-- Start --
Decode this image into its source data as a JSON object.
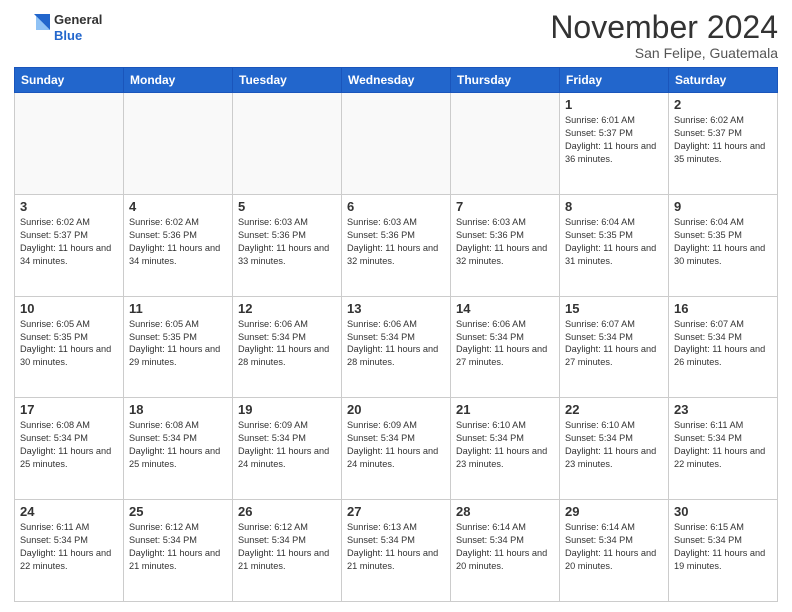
{
  "header": {
    "logo": {
      "line1": "General",
      "line2": "Blue"
    },
    "month": "November 2024",
    "location": "San Felipe, Guatemala"
  },
  "weekdays": [
    "Sunday",
    "Monday",
    "Tuesday",
    "Wednesday",
    "Thursday",
    "Friday",
    "Saturday"
  ],
  "weeks": [
    [
      {
        "day": "",
        "info": ""
      },
      {
        "day": "",
        "info": ""
      },
      {
        "day": "",
        "info": ""
      },
      {
        "day": "",
        "info": ""
      },
      {
        "day": "",
        "info": ""
      },
      {
        "day": "1",
        "info": "Sunrise: 6:01 AM\nSunset: 5:37 PM\nDaylight: 11 hours and 36 minutes."
      },
      {
        "day": "2",
        "info": "Sunrise: 6:02 AM\nSunset: 5:37 PM\nDaylight: 11 hours and 35 minutes."
      }
    ],
    [
      {
        "day": "3",
        "info": "Sunrise: 6:02 AM\nSunset: 5:37 PM\nDaylight: 11 hours and 34 minutes."
      },
      {
        "day": "4",
        "info": "Sunrise: 6:02 AM\nSunset: 5:36 PM\nDaylight: 11 hours and 34 minutes."
      },
      {
        "day": "5",
        "info": "Sunrise: 6:03 AM\nSunset: 5:36 PM\nDaylight: 11 hours and 33 minutes."
      },
      {
        "day": "6",
        "info": "Sunrise: 6:03 AM\nSunset: 5:36 PM\nDaylight: 11 hours and 32 minutes."
      },
      {
        "day": "7",
        "info": "Sunrise: 6:03 AM\nSunset: 5:36 PM\nDaylight: 11 hours and 32 minutes."
      },
      {
        "day": "8",
        "info": "Sunrise: 6:04 AM\nSunset: 5:35 PM\nDaylight: 11 hours and 31 minutes."
      },
      {
        "day": "9",
        "info": "Sunrise: 6:04 AM\nSunset: 5:35 PM\nDaylight: 11 hours and 30 minutes."
      }
    ],
    [
      {
        "day": "10",
        "info": "Sunrise: 6:05 AM\nSunset: 5:35 PM\nDaylight: 11 hours and 30 minutes."
      },
      {
        "day": "11",
        "info": "Sunrise: 6:05 AM\nSunset: 5:35 PM\nDaylight: 11 hours and 29 minutes."
      },
      {
        "day": "12",
        "info": "Sunrise: 6:06 AM\nSunset: 5:34 PM\nDaylight: 11 hours and 28 minutes."
      },
      {
        "day": "13",
        "info": "Sunrise: 6:06 AM\nSunset: 5:34 PM\nDaylight: 11 hours and 28 minutes."
      },
      {
        "day": "14",
        "info": "Sunrise: 6:06 AM\nSunset: 5:34 PM\nDaylight: 11 hours and 27 minutes."
      },
      {
        "day": "15",
        "info": "Sunrise: 6:07 AM\nSunset: 5:34 PM\nDaylight: 11 hours and 27 minutes."
      },
      {
        "day": "16",
        "info": "Sunrise: 6:07 AM\nSunset: 5:34 PM\nDaylight: 11 hours and 26 minutes."
      }
    ],
    [
      {
        "day": "17",
        "info": "Sunrise: 6:08 AM\nSunset: 5:34 PM\nDaylight: 11 hours and 25 minutes."
      },
      {
        "day": "18",
        "info": "Sunrise: 6:08 AM\nSunset: 5:34 PM\nDaylight: 11 hours and 25 minutes."
      },
      {
        "day": "19",
        "info": "Sunrise: 6:09 AM\nSunset: 5:34 PM\nDaylight: 11 hours and 24 minutes."
      },
      {
        "day": "20",
        "info": "Sunrise: 6:09 AM\nSunset: 5:34 PM\nDaylight: 11 hours and 24 minutes."
      },
      {
        "day": "21",
        "info": "Sunrise: 6:10 AM\nSunset: 5:34 PM\nDaylight: 11 hours and 23 minutes."
      },
      {
        "day": "22",
        "info": "Sunrise: 6:10 AM\nSunset: 5:34 PM\nDaylight: 11 hours and 23 minutes."
      },
      {
        "day": "23",
        "info": "Sunrise: 6:11 AM\nSunset: 5:34 PM\nDaylight: 11 hours and 22 minutes."
      }
    ],
    [
      {
        "day": "24",
        "info": "Sunrise: 6:11 AM\nSunset: 5:34 PM\nDaylight: 11 hours and 22 minutes."
      },
      {
        "day": "25",
        "info": "Sunrise: 6:12 AM\nSunset: 5:34 PM\nDaylight: 11 hours and 21 minutes."
      },
      {
        "day": "26",
        "info": "Sunrise: 6:12 AM\nSunset: 5:34 PM\nDaylight: 11 hours and 21 minutes."
      },
      {
        "day": "27",
        "info": "Sunrise: 6:13 AM\nSunset: 5:34 PM\nDaylight: 11 hours and 21 minutes."
      },
      {
        "day": "28",
        "info": "Sunrise: 6:14 AM\nSunset: 5:34 PM\nDaylight: 11 hours and 20 minutes."
      },
      {
        "day": "29",
        "info": "Sunrise: 6:14 AM\nSunset: 5:34 PM\nDaylight: 11 hours and 20 minutes."
      },
      {
        "day": "30",
        "info": "Sunrise: 6:15 AM\nSunset: 5:34 PM\nDaylight: 11 hours and 19 minutes."
      }
    ]
  ]
}
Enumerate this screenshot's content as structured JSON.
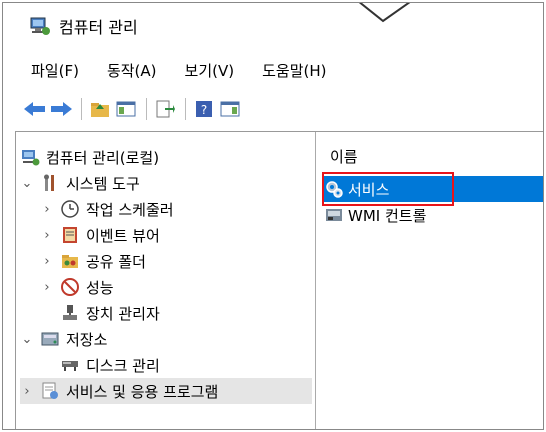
{
  "window": {
    "title": "컴퓨터 관리"
  },
  "menu": [
    {
      "label": "파일(F)"
    },
    {
      "label": "동작(A)"
    },
    {
      "label": "보기(V)"
    },
    {
      "label": "도움말(H)"
    }
  ],
  "toolbar": {
    "icons": [
      "back-arrow-icon",
      "forward-arrow-icon",
      "up-folder-icon",
      "show-hide-tree-icon",
      "export-list-icon",
      "help-icon",
      "action-pane-icon"
    ]
  },
  "tree": {
    "items": [
      {
        "label": "컴퓨터 관리(로컬)",
        "expander": "",
        "icon": "computer-management-icon"
      },
      {
        "label": "시스템 도구",
        "expander": "⌄",
        "icon": "system-tools-icon"
      },
      {
        "label": "작업 스케줄러",
        "expander": "›",
        "icon": "task-scheduler-icon"
      },
      {
        "label": "이벤트 뷰어",
        "expander": "›",
        "icon": "event-viewer-icon"
      },
      {
        "label": "공유 폴더",
        "expander": "›",
        "icon": "shared-folders-icon"
      },
      {
        "label": "성능",
        "expander": "›",
        "icon": "performance-icon"
      },
      {
        "label": "장치 관리자",
        "expander": "",
        "icon": "device-manager-icon"
      },
      {
        "label": "저장소",
        "expander": "⌄",
        "icon": "storage-icon"
      },
      {
        "label": "디스크 관리",
        "expander": "",
        "icon": "disk-management-icon"
      },
      {
        "label": "서비스 및 응용 프로그램",
        "expander": "›",
        "icon": "services-apps-icon"
      }
    ]
  },
  "list": {
    "header": "이름",
    "rows": [
      {
        "label": "서비스",
        "icon": "gear-icon",
        "selected": true
      },
      {
        "label": "WMI 컨트롤",
        "icon": "wmi-control-icon",
        "selected": false
      }
    ]
  },
  "colors": {
    "selection": "#0078d7",
    "highlight_box": "#e8141a",
    "tree_selection": "#e5e5e5"
  }
}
-- End --
▶ _Exercise prompt_: Transcribe the preceding listing in its entirety and with exact wording, leaving out pictures.

▶ _In response_:
Decode this image into its source data as a JSON object.
{
  "header": {
    "logo": {
      "line1": "General",
      "line2": "Blue"
    },
    "month": "November 2024",
    "location": "San Felipe, Guatemala"
  },
  "weekdays": [
    "Sunday",
    "Monday",
    "Tuesday",
    "Wednesday",
    "Thursday",
    "Friday",
    "Saturday"
  ],
  "weeks": [
    [
      {
        "day": "",
        "info": ""
      },
      {
        "day": "",
        "info": ""
      },
      {
        "day": "",
        "info": ""
      },
      {
        "day": "",
        "info": ""
      },
      {
        "day": "",
        "info": ""
      },
      {
        "day": "1",
        "info": "Sunrise: 6:01 AM\nSunset: 5:37 PM\nDaylight: 11 hours and 36 minutes."
      },
      {
        "day": "2",
        "info": "Sunrise: 6:02 AM\nSunset: 5:37 PM\nDaylight: 11 hours and 35 minutes."
      }
    ],
    [
      {
        "day": "3",
        "info": "Sunrise: 6:02 AM\nSunset: 5:37 PM\nDaylight: 11 hours and 34 minutes."
      },
      {
        "day": "4",
        "info": "Sunrise: 6:02 AM\nSunset: 5:36 PM\nDaylight: 11 hours and 34 minutes."
      },
      {
        "day": "5",
        "info": "Sunrise: 6:03 AM\nSunset: 5:36 PM\nDaylight: 11 hours and 33 minutes."
      },
      {
        "day": "6",
        "info": "Sunrise: 6:03 AM\nSunset: 5:36 PM\nDaylight: 11 hours and 32 minutes."
      },
      {
        "day": "7",
        "info": "Sunrise: 6:03 AM\nSunset: 5:36 PM\nDaylight: 11 hours and 32 minutes."
      },
      {
        "day": "8",
        "info": "Sunrise: 6:04 AM\nSunset: 5:35 PM\nDaylight: 11 hours and 31 minutes."
      },
      {
        "day": "9",
        "info": "Sunrise: 6:04 AM\nSunset: 5:35 PM\nDaylight: 11 hours and 30 minutes."
      }
    ],
    [
      {
        "day": "10",
        "info": "Sunrise: 6:05 AM\nSunset: 5:35 PM\nDaylight: 11 hours and 30 minutes."
      },
      {
        "day": "11",
        "info": "Sunrise: 6:05 AM\nSunset: 5:35 PM\nDaylight: 11 hours and 29 minutes."
      },
      {
        "day": "12",
        "info": "Sunrise: 6:06 AM\nSunset: 5:34 PM\nDaylight: 11 hours and 28 minutes."
      },
      {
        "day": "13",
        "info": "Sunrise: 6:06 AM\nSunset: 5:34 PM\nDaylight: 11 hours and 28 minutes."
      },
      {
        "day": "14",
        "info": "Sunrise: 6:06 AM\nSunset: 5:34 PM\nDaylight: 11 hours and 27 minutes."
      },
      {
        "day": "15",
        "info": "Sunrise: 6:07 AM\nSunset: 5:34 PM\nDaylight: 11 hours and 27 minutes."
      },
      {
        "day": "16",
        "info": "Sunrise: 6:07 AM\nSunset: 5:34 PM\nDaylight: 11 hours and 26 minutes."
      }
    ],
    [
      {
        "day": "17",
        "info": "Sunrise: 6:08 AM\nSunset: 5:34 PM\nDaylight: 11 hours and 25 minutes."
      },
      {
        "day": "18",
        "info": "Sunrise: 6:08 AM\nSunset: 5:34 PM\nDaylight: 11 hours and 25 minutes."
      },
      {
        "day": "19",
        "info": "Sunrise: 6:09 AM\nSunset: 5:34 PM\nDaylight: 11 hours and 24 minutes."
      },
      {
        "day": "20",
        "info": "Sunrise: 6:09 AM\nSunset: 5:34 PM\nDaylight: 11 hours and 24 minutes."
      },
      {
        "day": "21",
        "info": "Sunrise: 6:10 AM\nSunset: 5:34 PM\nDaylight: 11 hours and 23 minutes."
      },
      {
        "day": "22",
        "info": "Sunrise: 6:10 AM\nSunset: 5:34 PM\nDaylight: 11 hours and 23 minutes."
      },
      {
        "day": "23",
        "info": "Sunrise: 6:11 AM\nSunset: 5:34 PM\nDaylight: 11 hours and 22 minutes."
      }
    ],
    [
      {
        "day": "24",
        "info": "Sunrise: 6:11 AM\nSunset: 5:34 PM\nDaylight: 11 hours and 22 minutes."
      },
      {
        "day": "25",
        "info": "Sunrise: 6:12 AM\nSunset: 5:34 PM\nDaylight: 11 hours and 21 minutes."
      },
      {
        "day": "26",
        "info": "Sunrise: 6:12 AM\nSunset: 5:34 PM\nDaylight: 11 hours and 21 minutes."
      },
      {
        "day": "27",
        "info": "Sunrise: 6:13 AM\nSunset: 5:34 PM\nDaylight: 11 hours and 21 minutes."
      },
      {
        "day": "28",
        "info": "Sunrise: 6:14 AM\nSunset: 5:34 PM\nDaylight: 11 hours and 20 minutes."
      },
      {
        "day": "29",
        "info": "Sunrise: 6:14 AM\nSunset: 5:34 PM\nDaylight: 11 hours and 20 minutes."
      },
      {
        "day": "30",
        "info": "Sunrise: 6:15 AM\nSunset: 5:34 PM\nDaylight: 11 hours and 19 minutes."
      }
    ]
  ]
}
Enumerate this screenshot's content as structured JSON.
{
  "window": {
    "title": "컴퓨터 관리"
  },
  "menu": [
    {
      "label": "파일(F)"
    },
    {
      "label": "동작(A)"
    },
    {
      "label": "보기(V)"
    },
    {
      "label": "도움말(H)"
    }
  ],
  "toolbar": {
    "icons": [
      "back-arrow-icon",
      "forward-arrow-icon",
      "up-folder-icon",
      "show-hide-tree-icon",
      "export-list-icon",
      "help-icon",
      "action-pane-icon"
    ]
  },
  "tree": {
    "items": [
      {
        "label": "컴퓨터 관리(로컬)",
        "expander": "",
        "icon": "computer-management-icon"
      },
      {
        "label": "시스템 도구",
        "expander": "⌄",
        "icon": "system-tools-icon"
      },
      {
        "label": "작업 스케줄러",
        "expander": "›",
        "icon": "task-scheduler-icon"
      },
      {
        "label": "이벤트 뷰어",
        "expander": "›",
        "icon": "event-viewer-icon"
      },
      {
        "label": "공유 폴더",
        "expander": "›",
        "icon": "shared-folders-icon"
      },
      {
        "label": "성능",
        "expander": "›",
        "icon": "performance-icon"
      },
      {
        "label": "장치 관리자",
        "expander": "",
        "icon": "device-manager-icon"
      },
      {
        "label": "저장소",
        "expander": "⌄",
        "icon": "storage-icon"
      },
      {
        "label": "디스크 관리",
        "expander": "",
        "icon": "disk-management-icon"
      },
      {
        "label": "서비스 및 응용 프로그램",
        "expander": "›",
        "icon": "services-apps-icon"
      }
    ]
  },
  "list": {
    "header": "이름",
    "rows": [
      {
        "label": "서비스",
        "icon": "gear-icon",
        "selected": true
      },
      {
        "label": "WMI 컨트롤",
        "icon": "wmi-control-icon",
        "selected": false
      }
    ]
  },
  "colors": {
    "selection": "#0078d7",
    "highlight_box": "#e8141a",
    "tree_selection": "#e5e5e5"
  }
}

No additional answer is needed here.